### Material supplied
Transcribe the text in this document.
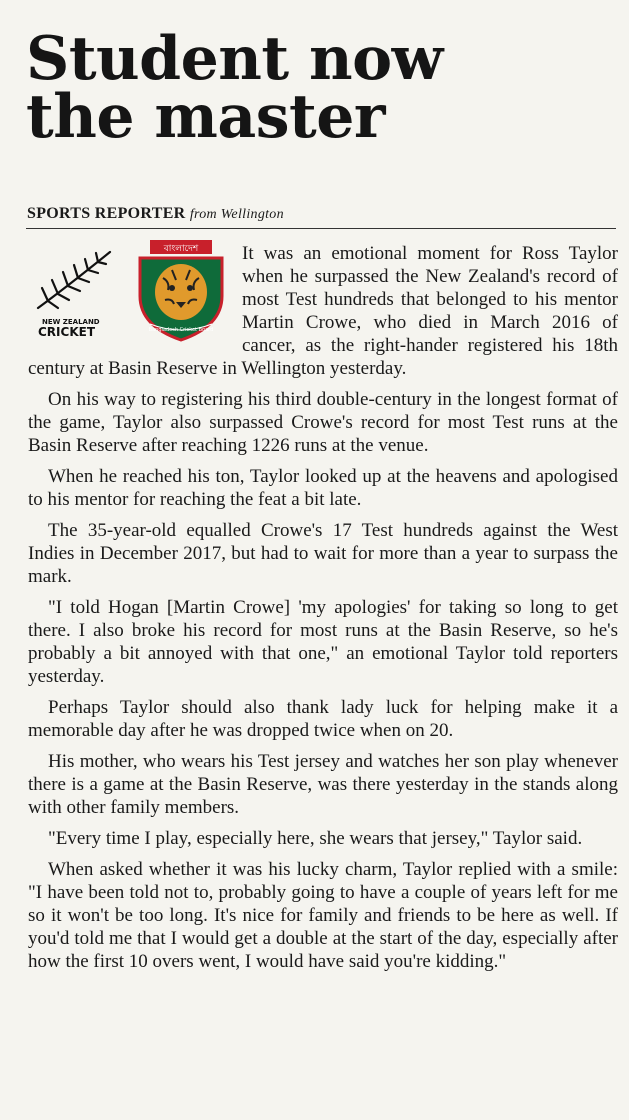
Student now
the master
SPORTS REPORTER from Wellington
NEW ZEALAND
CRICKET
বাংলাদেশ
Bangladesh Cricket Board

It was an emotional moment for Ross Taylor when he surpassed the New Zealand's record of most Test hundreds that belonged to his mentor Martin Crowe, who died in March 2016 of cancer, as the right-hander registered his 18th century at Basin Reserve in Wellington yesterday.

On his way to registering his third double-century in the longest format of the game, Taylor also surpassed Crowe's record for most Test runs at the Basin Reserve after reaching 1226 runs at the venue.

When he reached his ton, Taylor looked up at the heavens and apologised to his mentor for reaching the feat a bit late.

The 35-year-old equalled Crowe's 17 Test hundreds against the West Indies in December 2017, but had to wait for more than a year to surpass the mark.

"I told Hogan [Martin Crowe] 'my apologies' for taking so long to get there. I also broke his record for most runs at the Basin Reserve, so he's probably a bit annoyed with that one," an emotional Taylor told reporters yesterday.

Perhaps Taylor should also thank lady luck for helping make it a memorable day after he was dropped twice when on 20.

His mother, who wears his Test jersey and watches her son play whenever there is a game at the Basin Reserve, was there yesterday in the stands along with other family members.

"Every time I play, especially here, she wears that jersey," Taylor said.

When asked whether it was his lucky charm, Taylor replied with a smile: "I have been told not to, probably going to have a couple of years left for me so it won't be too long. It's nice for family and friends to be here as well. If you'd told me that I would get a double at the start of the day, especially after how the first 10 overs went, I would have said you're kidding."
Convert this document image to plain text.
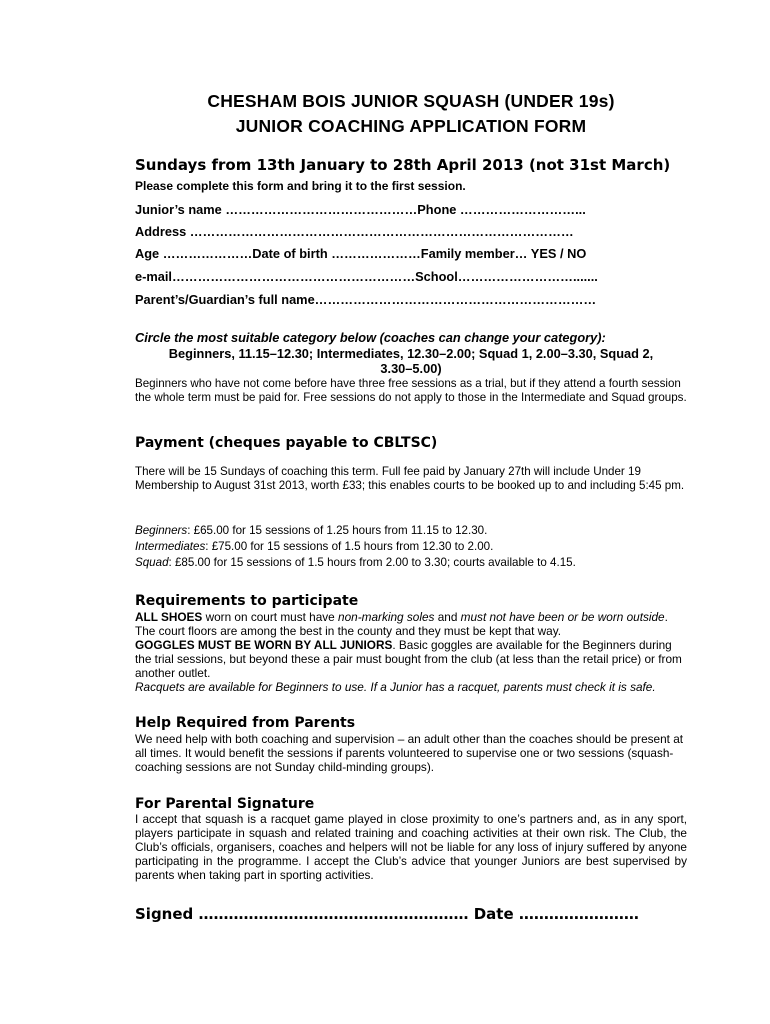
CHESHAM BOIS JUNIOR SQUASH (UNDER 19s)
JUNIOR COACHING APPLICATION FORM
Sundays from 13th January to 28th April 2013 (not 31st March)
Please complete this form and bring it to the first session.
Junior’s name ………………………………………Phone ………………………...
Address ………………………………………………………………………………
Age …………………Date of birth …………………Family member… YES / NO
e-mail…………………………………………………School……………………….......
Parent’s/Guardian’s full name…………………………………………………………
Circle the most suitable category below (coaches can change your category):
Beginners, 11.15–12.30; Intermediates, 12.30–2.00; Squad 1, 2.00–3.30, Squad 2,
3.30–5.00)
Beginners who have not come before have three free sessions as a trial, but if they attend a fourth session the whole term must be paid for. Free sessions do not apply to those in the Intermediate and Squad groups.
Payment (cheques payable to CBLTSC)
There will be 15 Sundays of coaching this term. Full fee paid by January 27th will include Under 19 Membership to August 31st 2013, worth £33; this enables courts to be booked up to and including 5:45 pm.
Beginners: £65.00 for 15 sessions of 1.25 hours from 11.15 to 12.30.
Intermediates: £75.00 for 15 sessions of 1.5 hours from 12.30 to 2.00.
Squad: £85.00 for 15 sessions of 1.5 hours from 2.00 to 3.30; courts available to 4.15.
Requirements to participate
ALL SHOES worn on court must have non-marking soles and must not have been or be worn outside. The court floors are among the best in the county and they must be kept that way.
GOGGLES MUST BE WORN BY ALL JUNIORS. Basic goggles are available for the Beginners during the trial sessions, but beyond these a pair must bought from the club (at less than the retail price) or from another outlet.
Racquets are available for Beginners to use. If a Junior has a racquet, parents must check it is safe.
Help Required from Parents
We need help with both coaching and supervision – an adult other than the coaches should be present at all times. It would benefit the sessions if parents volunteered to supervise one or two sessions (squash-coaching sessions are not Sunday child-minding groups).
For Parental Signature
I accept that squash is a racquet game played in close proximity to one’s partners and, as in any sport, players participate in squash and related training and coaching activities at their own risk. The Club, the Club’s officials, organisers, coaches and helpers will not be liable for any loss of injury suffered by anyone participating in the programme. I accept the Club’s advice that younger Juniors are best supervised by parents when taking part in sporting activities.
Signed ……………………………………………… Date ……………………
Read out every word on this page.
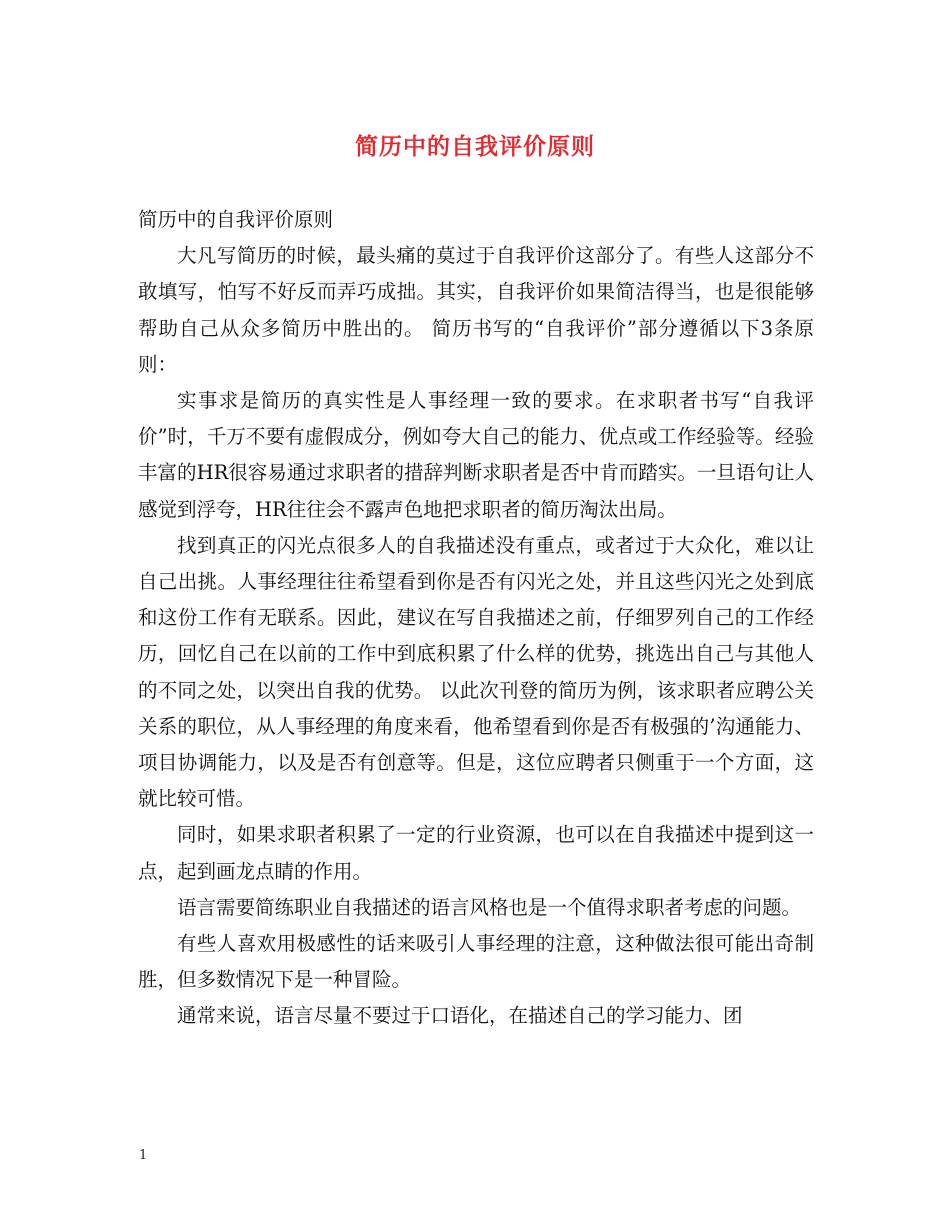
简历中的自我评价原则

简历中的自我评价原则

大凡写简历的时候，最头痛的莫过于自我评价这部分了。有些人这部分不敢填写，怕写不好反而弄巧成拙。其实，自我评价如果简洁得当，也是很能够帮助自己从众多简历中胜出的。 简历书写的“自我评价”部分遵循以下3条原则：

实事求是简历的真实性是人事经理一致的要求。在求职者书写“自我评价”时，千万不要有虚假成分，例如夸大自己的能力、优点或工作经验等。经验丰富的HR很容易通过求职者的措辞判断求职者是否中肯而踏实。一旦语句让人感觉到浮夸，HR往往会不露声色地把求职者的简历淘汰出局。

找到真正的闪光点很多人的自我描述没有重点，或者过于大众化，难以让自己出挑。人事经理往往希望看到你是否有闪光之处，并且这些闪光之处到底和这份工作有无联系。因此，建议在写自我描述之前，仔细罗列自己的工作经历，回忆自己在以前的工作中到底积累了什么样的优势，挑选出自己与其他人的不同之处，以突出自我的优势。 以此次刊登的简历为例，该求职者应聘公关关系的职位，从人事经理的角度来看，他希望看到你是否有极强的’沟通能力、项目协调能力，以及是否有创意等。但是，这位应聘者只侧重于一个方面，这就比较可惜。

同时，如果求职者积累了一定的行业资源，也可以在自我描述中提到这一点，起到画龙点睛的作用。

语言需要简练职业自我描述的语言风格也是一个值得求职者考虑的问题。

有些人喜欢用极感性的话来吸引人事经理的注意，这种做法很可能出奇制胜，但多数情况下是一种冒险。

通常来说，语言尽量不要过于口语化，在描述自己的学习能力、团

1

### Exercise aim
Pictures are to be left out; the records above must be repeated word for word.

### Correct output
Transcribe the text in this document.
Student now
the master
SPORTS REPORTER from Wellington
NEW ZEALAND
CRICKET
বাংলাদেশ
Bangladesh Cricket Board

It was an emotional moment for Ross Taylor when he surpassed the New Zealand's record of most Test hundreds that belonged to his mentor Martin Crowe, who died in March 2016 of cancer, as the right-hander registered his 18th century at Basin Reserve in Wellington yesterday.

On his way to registering his third double-century in the longest format of the game, Taylor also surpassed Crowe's record for most Test runs at the Basin Reserve after reaching 1226 runs at the venue.

When he reached his ton, Taylor looked up at the heavens and apologised to his mentor for reaching the feat a bit late.

The 35-year-old equalled Crowe's 17 Test hundreds against the West Indies in December 2017, but had to wait for more than a year to surpass the mark.

"I told Hogan [Martin Crowe] 'my apologies' for taking so long to get there. I also broke his record for most runs at the Basin Reserve, so he's probably a bit annoyed with that one," an emotional Taylor told reporters yesterday.

Perhaps Taylor should also thank lady luck for helping make it a memorable day after he was dropped twice when on 20.

His mother, who wears his Test jersey and watches her son play whenever there is a game at the Basin Reserve, was there yesterday in the stands along with other family members.

"Every time I play, especially here, she wears that jersey," Taylor said.

When asked whether it was his lucky charm, Taylor replied with a smile: "I have been told not to, probably going to have a couple of years left for me so it won't be too long. It's nice for family and friends to be here as well. If you'd told me that I would get a double at the start of the day, especially after how the first 10 overs went, I would have said you're kidding."
Convert this document image to plain text.
CHESHAM BOIS JUNIOR SQUASH (UNDER 19s)
JUNIOR COACHING APPLICATION FORM
Sundays from 13th January to 28th April 2013 (not 31st March)
Please complete this form and bring it to the first session.
Junior’s name ………………………………………Phone ………………………...
Address ………………………………………………………………………………
Age …………………Date of birth …………………Family member… YES / NO
e-mail…………………………………………………School……………………….......
Parent’s/Guardian’s full name…………………………………………………………
Circle the most suitable category below (coaches can change your category):
Beginners, 11.15–12.30; Intermediates, 12.30–2.00; Squad 1, 2.00–3.30, Squad 2,
3.30–5.00)
Beginners who have not come before have three free sessions as a trial, but if they attend a fourth session the whole term must be paid for. Free sessions do not apply to those in the Intermediate and Squad groups.
Payment (cheques payable to CBLTSC)
There will be 15 Sundays of coaching this term. Full fee paid by January 27th will include Under 19 Membership to August 31st 2013, worth £33; this enables courts to be booked up to and including 5:45 pm.
Beginners: £65.00 for 15 sessions of 1.25 hours from 11.15 to 12.30.
Intermediates: £75.00 for 15 sessions of 1.5 hours from 12.30 to 2.00.
Squad: £85.00 for 15 sessions of 1.5 hours from 2.00 to 3.30; courts available to 4.15.
Requirements to participate
ALL SHOES worn on court must have non-marking soles and must not have been or be worn outside. The court floors are among the best in the county and they must be kept that way.
GOGGLES MUST BE WORN BY ALL JUNIORS. Basic goggles are available for the Beginners during the trial sessions, but beyond these a pair must bought from the club (at less than the retail price) or from another outlet.
Racquets are available for Beginners to use. If a Junior has a racquet, parents must check it is safe.
Help Required from Parents
We need help with both coaching and supervision – an adult other than the coaches should be present at all times. It would benefit the sessions if parents volunteered to supervise one or two sessions (squash-coaching sessions are not Sunday child-minding groups).
For Parental Signature
I accept that squash is a racquet game played in close proximity to one’s partners and, as in any sport, players participate in squash and related training and coaching activities at their own risk. The Club, the Club’s officials, organisers, coaches and helpers will not be liable for any loss of injury suffered by anyone participating in the programme. I accept the Club’s advice that younger Juniors are best supervised by parents when taking part in sporting activities.
Signed ……………………………………………… Date ……………………
Read out every word on this page.
简历中的自我评价原则

简历中的自我评价原则

大凡写简历的时候，最头痛的莫过于自我评价这部分了。有些人这部分不敢填写，怕写不好反而弄巧成拙。其实，自我评价如果简洁得当，也是很能够帮助自己从众多简历中胜出的。 简历书写的“自我评价”部分遵循以下3条原则：

实事求是简历的真实性是人事经理一致的要求。在求职者书写“自我评价”时，千万不要有虚假成分，例如夸大自己的能力、优点或工作经验等。经验丰富的HR很容易通过求职者的措辞判断求职者是否中肯而踏实。一旦语句让人感觉到浮夸，HR往往会不露声色地把求职者的简历淘汰出局。

找到真正的闪光点很多人的自我描述没有重点，或者过于大众化，难以让自己出挑。人事经理往往希望看到你是否有闪光之处，并且这些闪光之处到底和这份工作有无联系。因此，建议在写自我描述之前，仔细罗列自己的工作经历，回忆自己在以前的工作中到底积累了什么样的优势，挑选出自己与其他人的不同之处，以突出自我的优势。 以此次刊登的简历为例，该求职者应聘公关关系的职位，从人事经理的角度来看，他希望看到你是否有极强的’沟通能力、项目协调能力，以及是否有创意等。但是，这位应聘者只侧重于一个方面，这就比较可惜。

同时，如果求职者积累了一定的行业资源，也可以在自我描述中提到这一点，起到画龙点睛的作用。

语言需要简练职业自我描述的语言风格也是一个值得求职者考虑的问题。

有些人喜欢用极感性的话来吸引人事经理的注意，这种做法很可能出奇制胜，但多数情况下是一种冒险。

通常来说，语言尽量不要过于口语化，在描述自己的学习能力、团

1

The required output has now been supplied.